## TO DO
Copy only what runs from the line containing "What text is on this page?" through the end of the material below, line for line, with both ends included.
[start of DATA PROVIDED]
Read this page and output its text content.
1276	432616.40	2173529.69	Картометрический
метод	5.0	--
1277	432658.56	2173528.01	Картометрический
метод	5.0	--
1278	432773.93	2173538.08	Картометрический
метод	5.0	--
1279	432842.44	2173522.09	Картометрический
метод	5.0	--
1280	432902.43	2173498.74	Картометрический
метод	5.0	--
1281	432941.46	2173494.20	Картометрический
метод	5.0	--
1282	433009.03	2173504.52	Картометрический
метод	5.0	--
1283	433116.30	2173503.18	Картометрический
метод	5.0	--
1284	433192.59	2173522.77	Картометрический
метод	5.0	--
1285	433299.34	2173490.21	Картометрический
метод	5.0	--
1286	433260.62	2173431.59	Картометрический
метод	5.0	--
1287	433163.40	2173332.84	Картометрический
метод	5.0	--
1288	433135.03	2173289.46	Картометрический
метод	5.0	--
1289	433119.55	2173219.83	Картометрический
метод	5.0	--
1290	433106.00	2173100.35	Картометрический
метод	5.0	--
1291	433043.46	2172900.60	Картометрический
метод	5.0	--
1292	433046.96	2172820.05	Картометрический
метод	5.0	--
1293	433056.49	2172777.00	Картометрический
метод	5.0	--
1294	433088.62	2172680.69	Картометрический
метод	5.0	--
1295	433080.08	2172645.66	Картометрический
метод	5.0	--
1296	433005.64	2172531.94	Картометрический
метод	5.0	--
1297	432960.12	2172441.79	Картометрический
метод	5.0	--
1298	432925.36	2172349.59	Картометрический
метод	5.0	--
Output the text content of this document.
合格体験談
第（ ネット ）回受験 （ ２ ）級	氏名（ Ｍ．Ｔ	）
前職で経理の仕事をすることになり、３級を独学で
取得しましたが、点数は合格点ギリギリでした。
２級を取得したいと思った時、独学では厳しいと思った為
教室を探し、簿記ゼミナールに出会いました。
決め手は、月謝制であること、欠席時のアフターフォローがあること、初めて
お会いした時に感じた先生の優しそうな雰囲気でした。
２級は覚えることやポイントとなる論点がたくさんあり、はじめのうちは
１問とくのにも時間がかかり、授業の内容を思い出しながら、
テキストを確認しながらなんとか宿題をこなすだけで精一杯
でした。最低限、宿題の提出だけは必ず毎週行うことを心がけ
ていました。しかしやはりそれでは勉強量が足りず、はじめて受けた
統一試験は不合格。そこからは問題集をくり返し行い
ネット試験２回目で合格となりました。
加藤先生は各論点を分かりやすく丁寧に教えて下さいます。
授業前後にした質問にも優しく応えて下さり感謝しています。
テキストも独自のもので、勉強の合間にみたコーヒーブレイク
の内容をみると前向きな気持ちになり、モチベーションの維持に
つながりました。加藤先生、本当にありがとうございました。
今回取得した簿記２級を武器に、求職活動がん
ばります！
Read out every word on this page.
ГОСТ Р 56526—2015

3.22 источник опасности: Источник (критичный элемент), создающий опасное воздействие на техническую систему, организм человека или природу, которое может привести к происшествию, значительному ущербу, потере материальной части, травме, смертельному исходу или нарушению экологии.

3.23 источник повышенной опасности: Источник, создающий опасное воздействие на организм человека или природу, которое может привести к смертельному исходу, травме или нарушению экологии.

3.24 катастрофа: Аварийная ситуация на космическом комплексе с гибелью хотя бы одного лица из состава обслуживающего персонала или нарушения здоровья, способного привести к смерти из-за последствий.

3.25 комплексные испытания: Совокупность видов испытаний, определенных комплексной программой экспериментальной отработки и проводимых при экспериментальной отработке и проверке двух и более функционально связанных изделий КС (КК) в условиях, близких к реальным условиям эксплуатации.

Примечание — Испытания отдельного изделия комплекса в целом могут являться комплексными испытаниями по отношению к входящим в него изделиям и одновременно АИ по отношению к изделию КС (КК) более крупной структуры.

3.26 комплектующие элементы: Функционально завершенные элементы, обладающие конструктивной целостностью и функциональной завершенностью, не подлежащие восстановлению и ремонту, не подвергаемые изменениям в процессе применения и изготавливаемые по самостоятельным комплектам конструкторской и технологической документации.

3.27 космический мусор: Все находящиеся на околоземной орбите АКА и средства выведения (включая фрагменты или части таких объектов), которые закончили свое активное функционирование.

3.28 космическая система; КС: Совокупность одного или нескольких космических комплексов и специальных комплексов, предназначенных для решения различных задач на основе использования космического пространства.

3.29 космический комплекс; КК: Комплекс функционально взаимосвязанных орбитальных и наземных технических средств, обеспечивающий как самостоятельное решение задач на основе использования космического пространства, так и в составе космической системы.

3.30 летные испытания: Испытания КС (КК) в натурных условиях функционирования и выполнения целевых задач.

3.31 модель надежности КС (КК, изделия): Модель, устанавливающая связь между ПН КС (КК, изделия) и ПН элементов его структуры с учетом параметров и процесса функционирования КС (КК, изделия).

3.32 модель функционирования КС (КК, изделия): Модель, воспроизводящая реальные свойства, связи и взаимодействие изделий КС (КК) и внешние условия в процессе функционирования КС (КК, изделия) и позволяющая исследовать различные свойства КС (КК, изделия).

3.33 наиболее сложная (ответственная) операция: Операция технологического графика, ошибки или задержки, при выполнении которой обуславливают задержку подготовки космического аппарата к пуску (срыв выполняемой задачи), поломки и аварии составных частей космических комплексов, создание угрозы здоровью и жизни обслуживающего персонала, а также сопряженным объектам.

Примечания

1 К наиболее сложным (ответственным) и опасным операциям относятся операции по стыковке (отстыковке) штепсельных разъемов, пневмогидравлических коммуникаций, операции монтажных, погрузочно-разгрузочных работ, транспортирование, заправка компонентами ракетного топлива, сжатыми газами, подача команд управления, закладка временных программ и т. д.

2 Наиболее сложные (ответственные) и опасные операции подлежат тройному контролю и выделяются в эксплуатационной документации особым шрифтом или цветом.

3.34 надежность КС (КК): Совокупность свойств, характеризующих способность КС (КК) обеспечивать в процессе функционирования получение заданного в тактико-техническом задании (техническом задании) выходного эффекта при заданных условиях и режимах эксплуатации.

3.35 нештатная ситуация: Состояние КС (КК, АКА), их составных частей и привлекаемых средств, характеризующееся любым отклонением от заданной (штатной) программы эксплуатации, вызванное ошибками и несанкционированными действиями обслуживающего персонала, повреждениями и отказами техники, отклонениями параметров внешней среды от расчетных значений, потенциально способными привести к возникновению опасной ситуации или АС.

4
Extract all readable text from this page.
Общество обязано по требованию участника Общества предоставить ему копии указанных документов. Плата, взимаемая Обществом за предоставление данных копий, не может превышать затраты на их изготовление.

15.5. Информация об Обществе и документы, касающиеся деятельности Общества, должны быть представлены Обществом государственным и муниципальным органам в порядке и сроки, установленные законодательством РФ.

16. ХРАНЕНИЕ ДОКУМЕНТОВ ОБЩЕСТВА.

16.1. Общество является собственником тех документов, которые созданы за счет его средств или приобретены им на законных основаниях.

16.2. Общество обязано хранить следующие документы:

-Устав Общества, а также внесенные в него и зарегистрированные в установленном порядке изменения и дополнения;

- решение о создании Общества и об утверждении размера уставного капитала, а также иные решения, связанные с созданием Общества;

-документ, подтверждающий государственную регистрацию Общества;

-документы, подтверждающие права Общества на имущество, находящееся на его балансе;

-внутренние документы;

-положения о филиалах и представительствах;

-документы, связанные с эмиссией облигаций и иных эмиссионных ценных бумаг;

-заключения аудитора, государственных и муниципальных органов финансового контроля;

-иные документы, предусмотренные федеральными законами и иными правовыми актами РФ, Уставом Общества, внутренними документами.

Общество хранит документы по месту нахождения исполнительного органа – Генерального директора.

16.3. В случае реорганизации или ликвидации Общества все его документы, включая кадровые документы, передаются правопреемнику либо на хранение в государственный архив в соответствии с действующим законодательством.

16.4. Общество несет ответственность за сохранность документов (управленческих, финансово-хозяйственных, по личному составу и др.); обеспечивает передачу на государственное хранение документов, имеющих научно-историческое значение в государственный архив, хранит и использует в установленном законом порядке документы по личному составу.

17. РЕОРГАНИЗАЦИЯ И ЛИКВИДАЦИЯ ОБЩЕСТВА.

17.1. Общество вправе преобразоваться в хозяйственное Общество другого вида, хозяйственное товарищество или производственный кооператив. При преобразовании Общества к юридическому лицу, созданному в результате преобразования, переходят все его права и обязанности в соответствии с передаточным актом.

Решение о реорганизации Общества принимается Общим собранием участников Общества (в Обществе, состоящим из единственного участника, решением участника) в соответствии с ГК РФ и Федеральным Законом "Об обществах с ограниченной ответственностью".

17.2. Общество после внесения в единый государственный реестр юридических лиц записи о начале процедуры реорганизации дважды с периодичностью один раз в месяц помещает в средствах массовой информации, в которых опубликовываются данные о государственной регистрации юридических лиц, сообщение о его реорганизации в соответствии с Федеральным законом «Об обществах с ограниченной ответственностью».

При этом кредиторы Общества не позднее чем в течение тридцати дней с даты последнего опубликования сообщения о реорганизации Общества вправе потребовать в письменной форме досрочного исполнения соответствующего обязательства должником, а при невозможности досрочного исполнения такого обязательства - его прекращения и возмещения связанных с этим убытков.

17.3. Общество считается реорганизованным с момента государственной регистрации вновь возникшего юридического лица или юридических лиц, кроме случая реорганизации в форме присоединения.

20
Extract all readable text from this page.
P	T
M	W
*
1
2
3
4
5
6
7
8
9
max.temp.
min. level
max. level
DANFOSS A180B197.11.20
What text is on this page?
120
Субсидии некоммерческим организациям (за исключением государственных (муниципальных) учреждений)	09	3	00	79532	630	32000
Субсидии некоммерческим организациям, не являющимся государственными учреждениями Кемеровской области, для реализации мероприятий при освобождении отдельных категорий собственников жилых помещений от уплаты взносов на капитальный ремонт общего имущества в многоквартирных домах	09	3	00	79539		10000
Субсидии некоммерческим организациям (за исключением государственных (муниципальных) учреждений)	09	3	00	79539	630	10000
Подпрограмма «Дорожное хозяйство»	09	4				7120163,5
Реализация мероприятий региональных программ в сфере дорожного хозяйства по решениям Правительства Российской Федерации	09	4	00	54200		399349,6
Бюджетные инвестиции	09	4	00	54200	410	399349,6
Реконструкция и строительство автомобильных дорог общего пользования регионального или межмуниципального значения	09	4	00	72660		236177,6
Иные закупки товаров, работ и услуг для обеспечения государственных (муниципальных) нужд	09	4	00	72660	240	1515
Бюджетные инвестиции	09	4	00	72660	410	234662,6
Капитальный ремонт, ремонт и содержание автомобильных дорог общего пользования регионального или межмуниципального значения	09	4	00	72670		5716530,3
[end of DATA PROVIDED]
## COMPLETE RESPONSE
What text is on this page?
120
Субсидии некоммерческим организациям (за исключением государственных (муниципальных) учреждений)	09	3	00	79532	630	32000
Субсидии некоммерческим организациям, не являющимся государственными учреждениями Кемеровской области, для реализации мероприятий при освобождении отдельных категорий собственников жилых помещений от уплаты взносов на капитальный ремонт общего имущества в многоквартирных домах	09	3	00	79539		10000
Субсидии некоммерческим организациям (за исключением государственных (муниципальных) учреждений)	09	3	00	79539	630	10000
Подпрограмма «Дорожное хозяйство»	09	4				7120163,5
Реализация мероприятий региональных программ в сфере дорожного хозяйства по решениям Правительства Российской Федерации	09	4	00	54200		399349,6
Бюджетные инвестиции	09	4	00	54200	410	399349,6
Реконструкция и строительство автомобильных дорог общего пользования регионального или межмуниципального значения	09	4	00	72660		236177,6
Иные закупки товаров, работ и услуг для обеспечения государственных (муниципальных) нужд	09	4	00	72660	240	1515
Бюджетные инвестиции	09	4	00	72660	410	234662,6
Капитальный ремонт, ремонт и содержание автомобильных дорог общего пользования регионального или межмуниципального значения	09	4	00	72670		5716530,3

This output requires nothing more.